#### [Stated task]
Wherever the word "info" appears in a line, copy that line.

[Collected data entries]
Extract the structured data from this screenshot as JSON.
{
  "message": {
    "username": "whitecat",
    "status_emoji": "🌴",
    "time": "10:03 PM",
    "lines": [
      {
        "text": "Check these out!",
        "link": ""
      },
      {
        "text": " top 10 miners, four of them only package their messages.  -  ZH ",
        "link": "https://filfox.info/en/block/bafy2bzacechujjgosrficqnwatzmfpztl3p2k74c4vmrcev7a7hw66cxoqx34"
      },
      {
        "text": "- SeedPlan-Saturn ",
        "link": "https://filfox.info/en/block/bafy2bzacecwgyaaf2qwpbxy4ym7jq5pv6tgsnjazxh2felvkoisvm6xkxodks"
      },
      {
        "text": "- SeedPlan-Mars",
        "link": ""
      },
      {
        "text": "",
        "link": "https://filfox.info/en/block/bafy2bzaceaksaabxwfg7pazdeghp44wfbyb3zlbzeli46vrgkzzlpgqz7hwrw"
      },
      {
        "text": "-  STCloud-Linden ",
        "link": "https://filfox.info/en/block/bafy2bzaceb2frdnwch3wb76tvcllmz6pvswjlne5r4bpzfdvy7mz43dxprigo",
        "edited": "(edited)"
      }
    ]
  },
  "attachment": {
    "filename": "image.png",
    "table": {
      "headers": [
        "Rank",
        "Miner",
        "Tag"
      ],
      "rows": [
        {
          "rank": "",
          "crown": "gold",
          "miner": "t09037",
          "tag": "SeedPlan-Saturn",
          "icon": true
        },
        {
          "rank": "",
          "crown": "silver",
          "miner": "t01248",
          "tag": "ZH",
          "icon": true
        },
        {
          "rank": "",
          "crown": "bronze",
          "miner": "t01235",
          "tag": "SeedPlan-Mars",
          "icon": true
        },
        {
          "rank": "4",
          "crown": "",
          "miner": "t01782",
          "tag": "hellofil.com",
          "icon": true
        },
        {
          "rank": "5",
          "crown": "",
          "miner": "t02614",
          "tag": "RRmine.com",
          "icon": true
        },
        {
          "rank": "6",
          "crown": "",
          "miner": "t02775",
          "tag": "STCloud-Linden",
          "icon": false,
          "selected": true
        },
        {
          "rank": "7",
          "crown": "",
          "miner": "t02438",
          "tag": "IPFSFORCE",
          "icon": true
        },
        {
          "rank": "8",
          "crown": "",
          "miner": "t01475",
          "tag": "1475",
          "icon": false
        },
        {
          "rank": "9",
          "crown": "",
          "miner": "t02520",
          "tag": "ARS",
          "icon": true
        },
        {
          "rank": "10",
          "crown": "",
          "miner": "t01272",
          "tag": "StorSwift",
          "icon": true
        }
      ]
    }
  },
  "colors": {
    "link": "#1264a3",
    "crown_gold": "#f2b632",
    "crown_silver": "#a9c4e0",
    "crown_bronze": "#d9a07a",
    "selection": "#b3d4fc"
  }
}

#### [The response]
        "link": "https://filfox.info/en/block/bafy2bzacechujjgosrficqnwatzmfpztl3p2k74c4vmrcev7a7hw66cxoqx34"
        "link": "https://filfox.info/en/block/bafy2bzacecwgyaaf2qwpbxy4ym7jq5pv6tgsnjazxh2felvkoisvm6xkxodks"
        "link": "https://filfox.info/en/block/bafy2bzaceaksaabxwfg7pazdeghp44wfbyb3zlbzeli46vrgkzzlpgqz7hwrw"
        "link": "https://filfox.info/en/block/bafy2bzaceb2frdnwch3wb76tvcllmz6pvswjlne5r4bpzfdvy7mz43dxprigo",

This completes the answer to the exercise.